▶ **INPUT DATA**
┄┄┄┄┄┄┄┄┄┄

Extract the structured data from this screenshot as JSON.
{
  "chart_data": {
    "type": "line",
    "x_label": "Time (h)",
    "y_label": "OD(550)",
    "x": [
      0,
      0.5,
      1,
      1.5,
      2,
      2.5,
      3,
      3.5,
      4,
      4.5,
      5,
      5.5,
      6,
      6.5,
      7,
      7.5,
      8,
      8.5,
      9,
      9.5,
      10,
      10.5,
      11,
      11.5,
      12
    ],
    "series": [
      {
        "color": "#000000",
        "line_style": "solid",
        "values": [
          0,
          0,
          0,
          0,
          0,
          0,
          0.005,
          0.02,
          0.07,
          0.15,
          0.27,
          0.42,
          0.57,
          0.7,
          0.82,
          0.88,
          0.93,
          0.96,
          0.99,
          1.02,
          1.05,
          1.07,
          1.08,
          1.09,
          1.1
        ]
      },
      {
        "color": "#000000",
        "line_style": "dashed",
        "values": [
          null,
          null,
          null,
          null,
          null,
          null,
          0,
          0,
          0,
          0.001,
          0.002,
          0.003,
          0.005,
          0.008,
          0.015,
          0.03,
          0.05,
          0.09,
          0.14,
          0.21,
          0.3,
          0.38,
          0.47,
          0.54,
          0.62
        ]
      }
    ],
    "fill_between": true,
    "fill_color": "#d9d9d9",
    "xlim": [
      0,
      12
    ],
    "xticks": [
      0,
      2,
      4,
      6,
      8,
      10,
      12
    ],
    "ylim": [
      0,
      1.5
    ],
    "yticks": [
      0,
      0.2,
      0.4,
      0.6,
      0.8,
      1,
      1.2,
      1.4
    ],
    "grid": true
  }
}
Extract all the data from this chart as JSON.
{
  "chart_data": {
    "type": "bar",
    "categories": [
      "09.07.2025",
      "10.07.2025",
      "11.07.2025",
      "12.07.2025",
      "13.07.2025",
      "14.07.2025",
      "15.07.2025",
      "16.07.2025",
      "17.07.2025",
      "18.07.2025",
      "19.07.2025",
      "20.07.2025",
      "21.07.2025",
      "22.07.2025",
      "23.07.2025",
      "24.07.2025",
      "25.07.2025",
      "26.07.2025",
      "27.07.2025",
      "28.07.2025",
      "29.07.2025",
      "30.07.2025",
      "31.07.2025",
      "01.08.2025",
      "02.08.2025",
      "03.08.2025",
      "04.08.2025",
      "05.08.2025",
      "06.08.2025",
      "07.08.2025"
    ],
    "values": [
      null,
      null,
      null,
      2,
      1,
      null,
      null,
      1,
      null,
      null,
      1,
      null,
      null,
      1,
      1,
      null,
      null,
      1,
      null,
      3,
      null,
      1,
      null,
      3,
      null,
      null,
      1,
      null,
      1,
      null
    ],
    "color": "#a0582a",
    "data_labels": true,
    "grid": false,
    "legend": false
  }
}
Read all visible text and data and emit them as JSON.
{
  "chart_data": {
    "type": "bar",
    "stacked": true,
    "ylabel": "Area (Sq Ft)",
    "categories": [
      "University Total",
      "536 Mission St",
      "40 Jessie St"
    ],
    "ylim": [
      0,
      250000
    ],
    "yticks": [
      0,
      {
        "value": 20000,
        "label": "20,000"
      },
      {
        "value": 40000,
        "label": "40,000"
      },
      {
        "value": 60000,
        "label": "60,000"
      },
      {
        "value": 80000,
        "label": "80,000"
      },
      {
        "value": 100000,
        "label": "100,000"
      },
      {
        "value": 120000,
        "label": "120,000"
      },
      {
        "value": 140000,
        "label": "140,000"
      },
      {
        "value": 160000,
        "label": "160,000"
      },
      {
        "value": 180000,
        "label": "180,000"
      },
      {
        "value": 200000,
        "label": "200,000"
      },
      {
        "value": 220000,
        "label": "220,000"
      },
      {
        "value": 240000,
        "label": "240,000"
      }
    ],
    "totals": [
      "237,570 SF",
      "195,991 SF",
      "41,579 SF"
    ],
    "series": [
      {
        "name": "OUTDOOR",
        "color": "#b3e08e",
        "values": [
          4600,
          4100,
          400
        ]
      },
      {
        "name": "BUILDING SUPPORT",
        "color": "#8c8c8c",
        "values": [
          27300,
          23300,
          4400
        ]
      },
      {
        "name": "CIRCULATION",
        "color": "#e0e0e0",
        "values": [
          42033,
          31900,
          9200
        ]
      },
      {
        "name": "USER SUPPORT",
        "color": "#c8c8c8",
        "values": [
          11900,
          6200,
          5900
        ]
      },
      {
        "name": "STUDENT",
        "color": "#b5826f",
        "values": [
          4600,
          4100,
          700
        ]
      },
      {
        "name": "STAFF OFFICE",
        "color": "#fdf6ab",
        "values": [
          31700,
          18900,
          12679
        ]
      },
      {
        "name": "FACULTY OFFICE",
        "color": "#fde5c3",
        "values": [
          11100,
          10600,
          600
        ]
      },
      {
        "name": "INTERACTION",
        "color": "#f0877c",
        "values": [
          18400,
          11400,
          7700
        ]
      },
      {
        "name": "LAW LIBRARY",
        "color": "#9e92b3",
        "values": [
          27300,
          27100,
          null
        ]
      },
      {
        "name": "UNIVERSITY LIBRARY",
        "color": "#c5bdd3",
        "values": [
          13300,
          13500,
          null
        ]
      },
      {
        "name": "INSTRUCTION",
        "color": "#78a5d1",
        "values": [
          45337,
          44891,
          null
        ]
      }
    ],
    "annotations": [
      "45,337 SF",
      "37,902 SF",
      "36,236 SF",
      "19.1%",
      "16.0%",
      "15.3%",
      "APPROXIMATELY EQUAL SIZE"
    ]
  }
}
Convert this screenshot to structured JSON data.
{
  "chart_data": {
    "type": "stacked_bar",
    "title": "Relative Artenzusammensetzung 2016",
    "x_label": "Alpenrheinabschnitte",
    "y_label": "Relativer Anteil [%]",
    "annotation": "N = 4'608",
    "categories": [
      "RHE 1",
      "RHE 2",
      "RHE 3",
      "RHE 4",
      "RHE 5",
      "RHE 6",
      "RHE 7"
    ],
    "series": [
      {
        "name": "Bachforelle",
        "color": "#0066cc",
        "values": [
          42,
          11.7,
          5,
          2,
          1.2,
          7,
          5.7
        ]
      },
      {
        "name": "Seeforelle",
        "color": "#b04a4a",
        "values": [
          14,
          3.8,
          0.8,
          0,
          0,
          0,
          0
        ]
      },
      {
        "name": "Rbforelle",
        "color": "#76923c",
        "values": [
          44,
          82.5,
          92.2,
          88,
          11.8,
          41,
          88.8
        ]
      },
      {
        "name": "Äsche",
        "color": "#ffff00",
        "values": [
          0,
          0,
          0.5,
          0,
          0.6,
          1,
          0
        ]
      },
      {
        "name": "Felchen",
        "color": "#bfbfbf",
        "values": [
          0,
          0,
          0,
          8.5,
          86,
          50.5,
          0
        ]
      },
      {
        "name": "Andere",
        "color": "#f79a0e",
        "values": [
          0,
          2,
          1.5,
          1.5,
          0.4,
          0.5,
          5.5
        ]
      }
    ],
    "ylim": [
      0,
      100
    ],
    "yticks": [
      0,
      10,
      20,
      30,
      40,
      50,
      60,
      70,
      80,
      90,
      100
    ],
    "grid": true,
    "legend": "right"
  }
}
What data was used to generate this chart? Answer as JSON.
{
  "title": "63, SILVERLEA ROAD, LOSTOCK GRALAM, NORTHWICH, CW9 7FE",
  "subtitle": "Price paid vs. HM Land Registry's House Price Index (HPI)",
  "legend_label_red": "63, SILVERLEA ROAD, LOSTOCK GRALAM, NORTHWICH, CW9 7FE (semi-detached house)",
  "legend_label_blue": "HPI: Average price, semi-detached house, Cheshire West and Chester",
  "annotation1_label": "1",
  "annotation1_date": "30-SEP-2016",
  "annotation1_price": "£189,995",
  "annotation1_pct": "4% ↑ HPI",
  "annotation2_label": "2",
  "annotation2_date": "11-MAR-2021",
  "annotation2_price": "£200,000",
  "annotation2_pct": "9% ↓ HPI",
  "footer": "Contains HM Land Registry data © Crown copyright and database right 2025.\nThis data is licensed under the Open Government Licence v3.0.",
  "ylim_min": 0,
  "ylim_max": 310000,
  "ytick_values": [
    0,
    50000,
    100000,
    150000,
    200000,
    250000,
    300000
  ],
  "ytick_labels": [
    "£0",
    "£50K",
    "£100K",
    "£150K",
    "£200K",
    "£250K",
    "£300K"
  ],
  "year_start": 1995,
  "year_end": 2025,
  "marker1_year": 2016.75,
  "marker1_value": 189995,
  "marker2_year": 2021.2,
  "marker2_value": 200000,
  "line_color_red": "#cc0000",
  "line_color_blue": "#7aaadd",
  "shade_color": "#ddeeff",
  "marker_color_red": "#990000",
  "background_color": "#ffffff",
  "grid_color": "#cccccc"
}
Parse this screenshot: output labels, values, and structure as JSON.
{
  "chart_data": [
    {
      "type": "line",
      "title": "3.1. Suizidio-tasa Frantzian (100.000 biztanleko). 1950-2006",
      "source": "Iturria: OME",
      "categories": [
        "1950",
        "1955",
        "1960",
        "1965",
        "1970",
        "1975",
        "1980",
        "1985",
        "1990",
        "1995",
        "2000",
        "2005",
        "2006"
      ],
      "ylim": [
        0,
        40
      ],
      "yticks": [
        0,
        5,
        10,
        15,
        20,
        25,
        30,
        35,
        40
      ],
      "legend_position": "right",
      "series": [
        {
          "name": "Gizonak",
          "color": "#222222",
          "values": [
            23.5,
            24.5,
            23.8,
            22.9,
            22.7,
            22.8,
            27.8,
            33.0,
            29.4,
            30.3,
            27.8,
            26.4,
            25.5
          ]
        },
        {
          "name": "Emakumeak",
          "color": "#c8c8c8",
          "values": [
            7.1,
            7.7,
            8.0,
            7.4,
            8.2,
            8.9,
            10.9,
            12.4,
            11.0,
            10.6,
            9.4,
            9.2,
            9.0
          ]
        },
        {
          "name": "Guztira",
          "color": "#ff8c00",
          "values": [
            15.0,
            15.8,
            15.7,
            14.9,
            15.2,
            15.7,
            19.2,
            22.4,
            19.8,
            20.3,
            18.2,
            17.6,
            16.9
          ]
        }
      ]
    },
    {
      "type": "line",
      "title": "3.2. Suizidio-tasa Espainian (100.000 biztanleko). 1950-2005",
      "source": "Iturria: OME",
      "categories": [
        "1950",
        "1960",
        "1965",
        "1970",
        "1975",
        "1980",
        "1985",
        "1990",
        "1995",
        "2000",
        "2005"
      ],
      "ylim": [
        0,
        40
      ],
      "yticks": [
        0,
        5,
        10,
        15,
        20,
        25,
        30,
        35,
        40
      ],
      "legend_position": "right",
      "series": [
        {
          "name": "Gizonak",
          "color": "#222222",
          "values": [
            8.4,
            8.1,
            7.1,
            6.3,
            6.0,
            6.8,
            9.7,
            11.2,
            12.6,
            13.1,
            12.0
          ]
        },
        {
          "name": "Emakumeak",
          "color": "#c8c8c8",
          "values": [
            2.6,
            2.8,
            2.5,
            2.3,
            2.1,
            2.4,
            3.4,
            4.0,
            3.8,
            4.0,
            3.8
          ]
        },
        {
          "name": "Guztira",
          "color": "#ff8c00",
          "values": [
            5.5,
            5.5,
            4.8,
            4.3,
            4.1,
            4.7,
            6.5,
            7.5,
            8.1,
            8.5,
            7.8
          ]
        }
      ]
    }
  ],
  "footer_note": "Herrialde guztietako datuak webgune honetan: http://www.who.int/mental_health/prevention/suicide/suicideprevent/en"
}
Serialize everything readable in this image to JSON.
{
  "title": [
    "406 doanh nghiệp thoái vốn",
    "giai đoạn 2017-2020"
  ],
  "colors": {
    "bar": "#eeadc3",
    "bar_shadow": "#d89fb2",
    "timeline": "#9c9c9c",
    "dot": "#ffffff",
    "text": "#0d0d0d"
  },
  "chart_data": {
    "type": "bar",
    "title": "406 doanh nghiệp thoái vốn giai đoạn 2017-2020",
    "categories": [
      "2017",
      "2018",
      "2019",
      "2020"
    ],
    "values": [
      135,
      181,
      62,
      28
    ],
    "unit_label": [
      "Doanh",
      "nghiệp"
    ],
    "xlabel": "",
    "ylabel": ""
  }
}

┄┄┄┄┄┄┄┄┄┄

▶ **TASK REQUIREMENTS**
Of the lines above, how many include the word "SUPPORT"? Reply with the number alone.

▶ **EXPECTED ANSWER**
2